● **Exercise**:
Retype the records that come next, word for word.

Source data:
# # # #

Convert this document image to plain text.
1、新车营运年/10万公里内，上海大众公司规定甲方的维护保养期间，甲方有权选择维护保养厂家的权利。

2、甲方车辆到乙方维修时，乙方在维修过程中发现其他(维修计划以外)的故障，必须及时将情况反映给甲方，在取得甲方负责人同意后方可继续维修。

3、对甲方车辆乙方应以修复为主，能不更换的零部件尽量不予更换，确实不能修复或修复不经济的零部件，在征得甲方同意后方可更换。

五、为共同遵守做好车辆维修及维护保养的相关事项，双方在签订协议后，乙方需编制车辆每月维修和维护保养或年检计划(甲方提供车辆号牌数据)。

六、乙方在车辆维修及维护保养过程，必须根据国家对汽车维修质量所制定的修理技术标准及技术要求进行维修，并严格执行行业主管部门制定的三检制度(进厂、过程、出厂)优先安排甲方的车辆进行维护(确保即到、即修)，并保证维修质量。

# # # #

● **Result for this exercise**:
Convert this document image to plain text.
1、新车营运年/10万公里内，上海大众公司规定甲方的维护保养期间，甲方有权选择维护保养厂家的权利。

2、甲方车辆到乙方维修时，乙方在维修过程中发现其他(维修计划以外)的故障，必须及时将情况反映给甲方，在取得甲方负责人同意后方可继续维修。

3、对甲方车辆乙方应以修复为主，能不更换的零部件尽量不予更换，确实不能修复或修复不经济的零部件，在征得甲方同意后方可更换。

五、为共同遵守做好车辆维修及维护保养的相关事项，双方在签订协议后，乙方需编制车辆每月维修和维护保养或年检计划(甲方提供车辆号牌数据)。

六、乙方在车辆维修及维护保养过程，必须根据国家对汽车维修质量所制定的修理技术标准及技术要求进行维修，并严格执行行业主管部门制定的三检制度(进厂、过程、出厂)优先安排甲方的车辆进行维护(确保即到、即修)，并保证维修质量。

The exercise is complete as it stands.